THE EXERCISE:
Leave out the pictures and transcribe the rest of the records exactly.

TASK INPUTS:
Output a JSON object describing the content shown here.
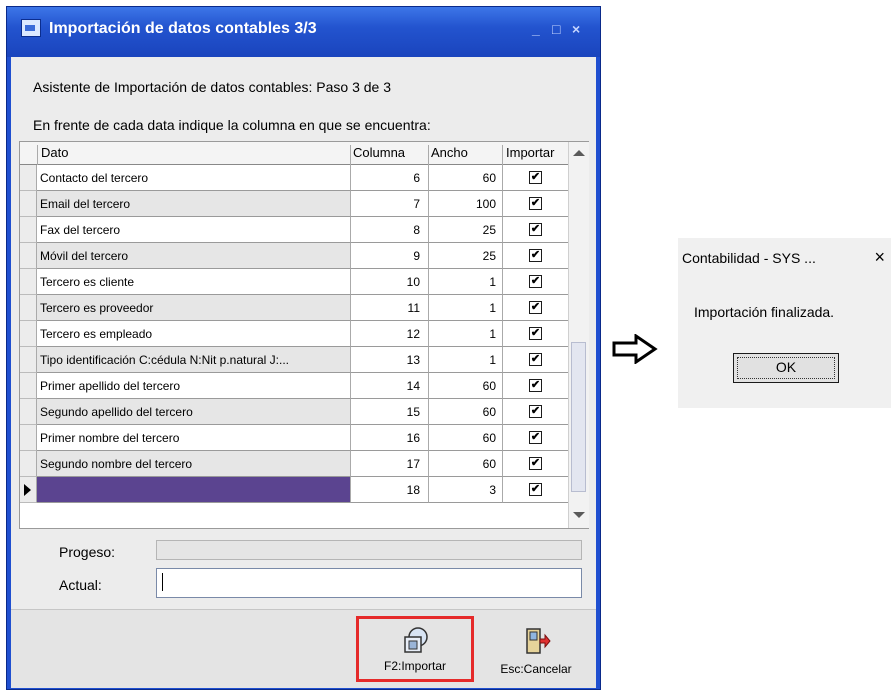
{
  "window": {
    "title": "Importación de datos contables 3/3",
    "controls": {
      "minimize": "_",
      "maximize": "□",
      "close": "×"
    }
  },
  "wizard": {
    "step_text": "Asistente de Importación de datos contables: Paso 3 de 3",
    "instruction": "En frente de cada data indique la columna en que se encuentra:"
  },
  "grid": {
    "headers": {
      "dato": "Dato",
      "columna": "Columna",
      "ancho": "Ancho",
      "importar": "Importar"
    },
    "rows": [
      {
        "dato": "Contacto del tercero",
        "columna": "6",
        "ancho": "60",
        "importar": true
      },
      {
        "dato": "Email del tercero",
        "columna": "7",
        "ancho": "100",
        "importar": true
      },
      {
        "dato": "Fax del tercero",
        "columna": "8",
        "ancho": "25",
        "importar": true
      },
      {
        "dato": "Móvil del tercero",
        "columna": "9",
        "ancho": "25",
        "importar": true
      },
      {
        "dato": "Tercero es cliente",
        "columna": "10",
        "ancho": "1",
        "importar": true
      },
      {
        "dato": "Tercero es proveedor",
        "columna": "11",
        "ancho": "1",
        "importar": true
      },
      {
        "dato": "Tercero es empleado",
        "columna": "12",
        "ancho": "1",
        "importar": true
      },
      {
        "dato": "Tipo identificación C:cédula N:Nit p.natural J:...",
        "columna": "13",
        "ancho": "1",
        "importar": true
      },
      {
        "dato": "Primer apellido del tercero",
        "columna": "14",
        "ancho": "60",
        "importar": true
      },
      {
        "dato": "Segundo apellido del tercero",
        "columna": "15",
        "ancho": "60",
        "importar": true
      },
      {
        "dato": "Primer nombre del tercero",
        "columna": "16",
        "ancho": "60",
        "importar": true
      },
      {
        "dato": "Segundo nombre del tercero",
        "columna": "17",
        "ancho": "60",
        "importar": true
      },
      {
        "dato": "",
        "columna": "18",
        "ancho": "3",
        "importar": true
      }
    ]
  },
  "progress": {
    "label": "Progeso:",
    "value": 0
  },
  "actual": {
    "label": "Actual:",
    "value": ""
  },
  "buttons": {
    "import": "F2:Importar",
    "cancel": "Esc:Cancelar"
  },
  "dialog": {
    "title": "Contabilidad - SYS ...",
    "close": "×",
    "message": "Importación finalizada.",
    "ok": "OK"
  },
  "icons": {
    "arrow": "right-arrow-icon",
    "import": "import-icon",
    "cancel": "exit-door-icon"
  },
  "colors": {
    "title_bar": "#2354cf",
    "selected_row": "#5b4490",
    "highlight_border": "#e52a2a"
  }
}
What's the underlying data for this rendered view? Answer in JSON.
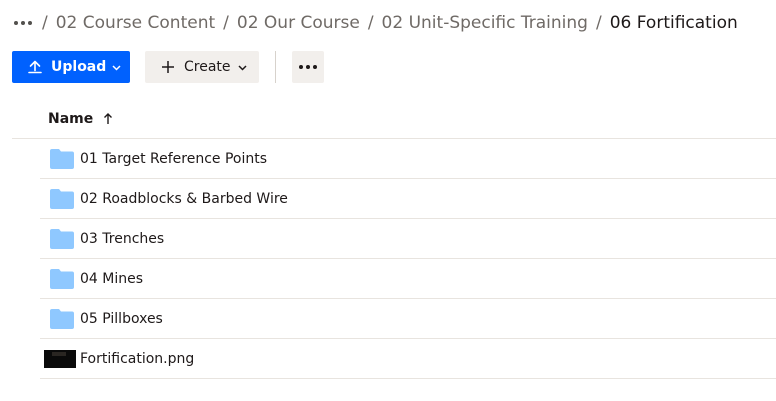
{
  "breadcrumb": {
    "items": [
      "02 Course Content",
      "02 Our Course",
      "02 Unit-Specific Training"
    ],
    "current": "06 Fortification",
    "separator": "/"
  },
  "toolbar": {
    "upload_label": "Upload",
    "create_label": "Create"
  },
  "list": {
    "name_header": "Name",
    "rows": [
      {
        "type": "folder",
        "name": "01 Target Reference Points"
      },
      {
        "type": "folder",
        "name": "02 Roadblocks & Barbed Wire"
      },
      {
        "type": "folder",
        "name": "03 Trenches"
      },
      {
        "type": "folder",
        "name": "04 Mines"
      },
      {
        "type": "folder",
        "name": "05 Pillboxes"
      },
      {
        "type": "image",
        "name": "Fortification.png"
      }
    ]
  },
  "colors": {
    "primary": "#0061fe",
    "folder": "#8fc8ff",
    "secondary_button": "#f2efec"
  }
}
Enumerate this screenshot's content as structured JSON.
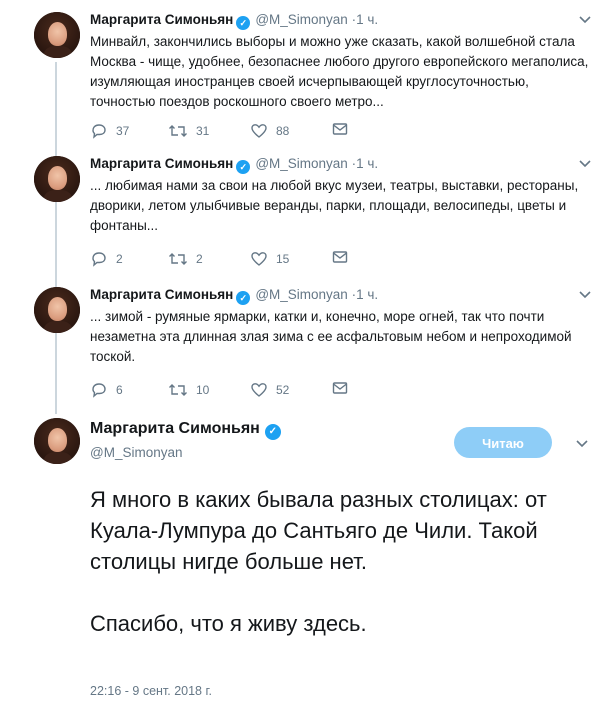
{
  "author": {
    "name": "Маргарита Симоньян",
    "handle": "@M_Simonyan"
  },
  "thread": [
    {
      "time": "1 ч.",
      "text": "Минвайл, закончились выборы и можно уже сказать, какой волшебной стала Москва - чище, удобнее, безопаснее любого другого европейского мегаполиса, изумляющая иностранцев своей исчерпывающей круглосуточностью, точностью поездов роскошного своего метро...",
      "replies": "37",
      "retweets": "31",
      "likes": "88"
    },
    {
      "time": "1 ч.",
      "text": "... любимая нами за свои на любой вкус музеи, театры, выставки,  рестораны, дворики, летом улыбчивые веранды, парки, площади, велосипеды, цветы и фонтаны...",
      "replies": "2",
      "retweets": "2",
      "likes": "15"
    },
    {
      "time": "1 ч.",
      "text": "... зимой - румяные ярмарки, катки и, конечно, море огней, так что почти незаметна эта длинная злая зима с ее асфальтовым небом и непроходимой тоской.",
      "replies": "6",
      "retweets": "10",
      "likes": "52"
    }
  ],
  "main_tweet": {
    "follow_label": "Читаю",
    "text": "Я много в каких бывала разных столицах: от Куала-Лумпура до Сантьяго де Чили. Такой столицы нигде больше нет.\n\nСпасибо, что я живу здесь.",
    "date": "22:16 - 9 сент. 2018 г."
  },
  "colors": {
    "accent": "#1da1f2",
    "follow_button": "#8ecdf7",
    "secondary_text": "#657786",
    "thread_line": "#ccd6dd"
  },
  "icons": [
    "reply-icon",
    "retweet-icon",
    "like-icon",
    "message-icon",
    "verified-badge-icon",
    "chevron-down-icon"
  ]
}
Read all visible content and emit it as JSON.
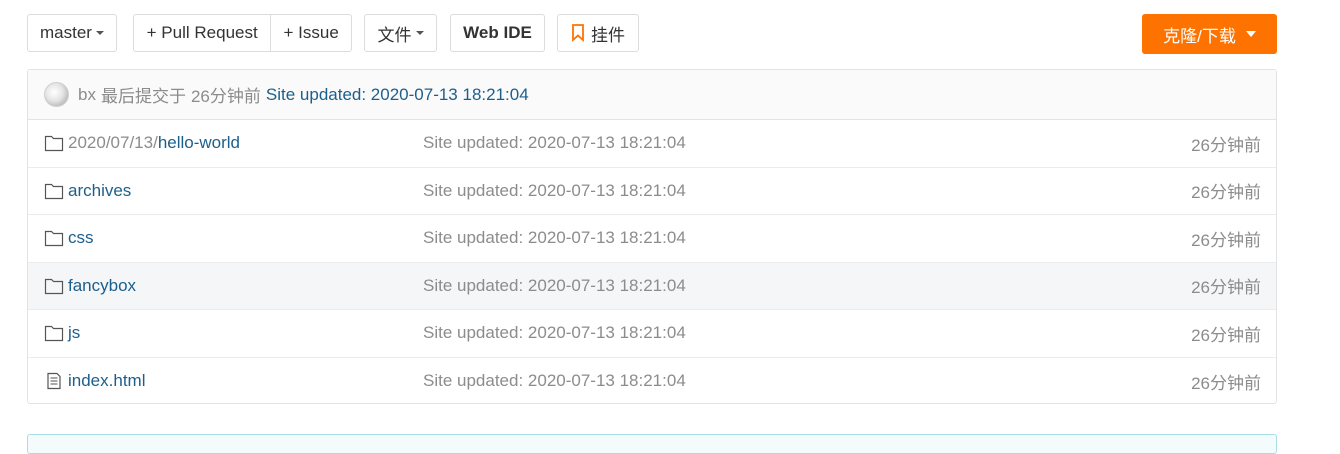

ANSWER:
Output a JSON object describing the content shown here.
{
  "window": {
    "title": "Importación de datos contables 3/3",
    "controls": {
      "minimize": "_",
      "maximize": "□",
      "close": "×"
    }
  },
  "wizard": {
    "step_text": "Asistente de Importación de datos contables: Paso 3 de 3",
    "instruction": "En frente de cada data indique la columna en que se encuentra:"
  },
  "grid": {
    "headers": {
      "dato": "Dato",
      "columna": "Columna",
      "ancho": "Ancho",
      "importar": "Importar"
    },
    "rows": [
      {
        "dato": "Contacto del tercero",
        "columna": "6",
        "ancho": "60",
        "importar": true
      },
      {
        "dato": "Email del tercero",
        "columna": "7",
        "ancho": "100",
        "importar": true
      },
      {
        "dato": "Fax del tercero",
        "columna": "8",
        "ancho": "25",
        "importar": true
      },
      {
        "dato": "Móvil del tercero",
        "columna": "9",
        "ancho": "25",
        "importar": true
      },
      {
        "dato": "Tercero es cliente",
        "columna": "10",
        "ancho": "1",
        "importar": true
      },
      {
        "dato": "Tercero es proveedor",
        "columna": "11",
        "ancho": "1",
        "importar": true
      },
      {
        "dato": "Tercero es empleado",
        "columna": "12",
        "ancho": "1",
        "importar": true
      },
      {
        "dato": "Tipo identificación C:cédula N:Nit p.natural J:...",
        "columna": "13",
        "ancho": "1",
        "importar": true
      },
      {
        "dato": "Primer apellido del tercero",
        "columna": "14",
        "ancho": "60",
        "importar": true
      },
      {
        "dato": "Segundo apellido del tercero",
        "columna": "15",
        "ancho": "60",
        "importar": true
      },
      {
        "dato": "Primer nombre del tercero",
        "columna": "16",
        "ancho": "60",
        "importar": true
      },
      {
        "dato": "Segundo nombre del tercero",
        "columna": "17",
        "ancho": "60",
        "importar": true
      },
      {
        "dato": "",
        "columna": "18",
        "ancho": "3",
        "importar": true
      }
    ]
  },
  "progress": {
    "label": "Progeso:",
    "value": 0
  },
  "actual": {
    "label": "Actual:",
    "value": ""
  },
  "buttons": {
    "import": "F2:Importar",
    "cancel": "Esc:Cancelar"
  },
  "dialog": {
    "title": "Contabilidad - SYS ...",
    "close": "×",
    "message": "Importación finalizada.",
    "ok": "OK"
  },
  "icons": {
    "arrow": "right-arrow-icon",
    "import": "import-icon",
    "cancel": "exit-door-icon"
  },
  "colors": {
    "title_bar": "#2354cf",
    "selected_row": "#5b4490",
    "highlight_border": "#e52a2a"
  }
}
What's the underlying data for this rendered view? Answer in JSON.
{
  "breadcrumb": {
    "items": [
      "02 Course Content",
      "02 Our Course",
      "02 Unit-Specific Training"
    ],
    "current": "06 Fortification",
    "separator": "/"
  },
  "toolbar": {
    "upload_label": "Upload",
    "create_label": "Create"
  },
  "list": {
    "name_header": "Name",
    "rows": [
      {
        "type": "folder",
        "name": "01 Target Reference Points"
      },
      {
        "type": "folder",
        "name": "02 Roadblocks & Barbed Wire"
      },
      {
        "type": "folder",
        "name": "03 Trenches"
      },
      {
        "type": "folder",
        "name": "04 Mines"
      },
      {
        "type": "folder",
        "name": "05 Pillboxes"
      },
      {
        "type": "image",
        "name": "Fortification.png"
      }
    ]
  },
  "colors": {
    "primary": "#0061fe",
    "folder": "#8fc8ff",
    "secondary_button": "#f2efec"
  }
}
Enumerate this screenshot's content as structured JSON.
{
  "author": {
    "name": "Маргарита Симоньян",
    "handle": "@M_Simonyan"
  },
  "thread": [
    {
      "time": "1 ч.",
      "text": "Минвайл, закончились выборы и можно уже сказать, какой волшебной стала Москва - чище, удобнее, безопаснее любого другого европейского мегаполиса, изумляющая иностранцев своей исчерпывающей круглосуточностью, точностью поездов роскошного своего метро...",
      "replies": "37",
      "retweets": "31",
      "likes": "88"
    },
    {
      "time": "1 ч.",
      "text": "... любимая нами за свои на любой вкус музеи, театры, выставки,  рестораны, дворики, летом улыбчивые веранды, парки, площади, велосипеды, цветы и фонтаны...",
      "replies": "2",
      "retweets": "2",
      "likes": "15"
    },
    {
      "time": "1 ч.",
      "text": "... зимой - румяные ярмарки, катки и, конечно, море огней, так что почти незаметна эта длинная злая зима с ее асфальтовым небом и непроходимой тоской.",
      "replies": "6",
      "retweets": "10",
      "likes": "52"
    }
  ],
  "main_tweet": {
    "follow_label": "Читаю",
    "text": "Я много в каких бывала разных столицах: от Куала-Лумпура до Сантьяго де Чили. Такой столицы нигде больше нет.\n\nСпасибо, что я живу здесь.",
    "date": "22:16 - 9 сент. 2018 г."
  },
  "colors": {
    "accent": "#1da1f2",
    "follow_button": "#8ecdf7",
    "secondary_text": "#657786",
    "thread_line": "#ccd6dd"
  },
  "icons": [
    "reply-icon",
    "retweet-icon",
    "like-icon",
    "message-icon",
    "verified-badge-icon",
    "chevron-down-icon"
  ]
}
Read all visible content and emit it as JSON.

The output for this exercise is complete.